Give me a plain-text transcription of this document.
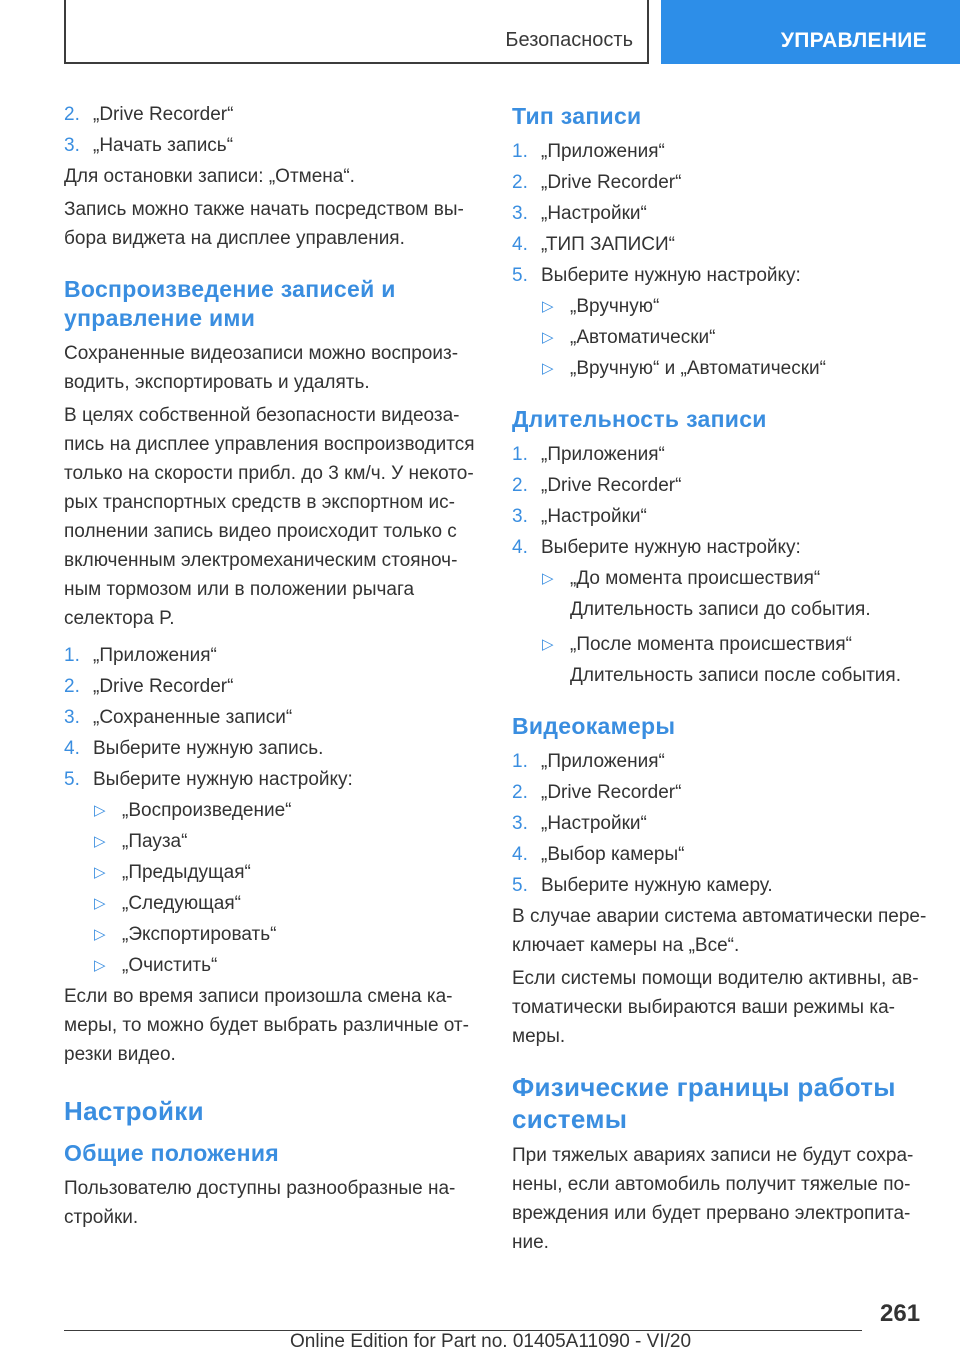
Безопасность	УПРАВЛЕНИЕ
2. „Drive Recorder“
3. „Начать запись“

Для остановки записи: „Отмена“.

Запись можно также начать посредством вы-бора виджета на дисплее управления.

Воспроизведение записей и управление ими

Сохраненные видеозаписи можно воспроиз-водить, экспортировать и удалять.

В целях собственной безопасности видеоза-пись на дисплее управления воспроизводится только на скорости прибл. до 3 км/ч. У некото-рых транспортных средств в экспортном ис-полнении запись видео происходит только с включенным электромеханическим стояноч-ным тормозом или в положении рычага селектора P.

1. „Приложения“
2. „Drive Recorder“
3. „Сохраненные записи“
4. Выберите нужную запись.
5. Выберите нужную настройку:
▷ „Воспроизведение“
▷ „Пауза“
▷ „Предыдущая“
▷ „Следующая“
▷ „Экспортировать“
▷ „Очистить“

Если во время записи произошла смена ка-меры, то можно будет выбрать различные от-резки видео.

Настройки
Общие положения

Пользователю доступны разнообразные на-стройки.

Тип записи
1. „Приложения“
2. „Drive Recorder“
3. „Настройки“
4. „ТИП ЗАПИСИ“
5. Выберите нужную настройку:
▷ „Вручную“
▷ „Автоматически“
▷ „Вручную“ и „Автоматически“
Длительность записи
1. „Приложения“
2. „Drive Recorder“
3. „Настройки“
4. Выберите нужную настройку:
▷ „До момента происшествия“
Длительность записи до события.
▷ „После момента происшествия“
Длительность записи после события.
Видеокамеры
1. „Приложения“
2. „Drive Recorder“
3. „Настройки“
4. „Выбор камеры“
5. Выберите нужную камеру.

В случае аварии система автоматически пере-ключает камеры на „Все“.

Если системы помощи водителю активны, ав-томатически выбираются ваши режимы ка-меры.

Физические границы работы системы

При тяжелых авариях записи не будут сохра-нены, если автомобиль получит тяжелые по-вреждения или будет прервано электропита-ние.

261
Online Edition for Part no. 01405A11090 - VI/20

--- --- ---

STATED EXERCISE — Using the listing, collect all lines in which the string "нужную" is found.

WRITTEN SOLUTION —
4. Выберите нужную запись.
5. Выберите нужную настройку:
5. Выберите нужную настройку:
4. Выберите нужную настройку:
5. Выберите нужную камеру.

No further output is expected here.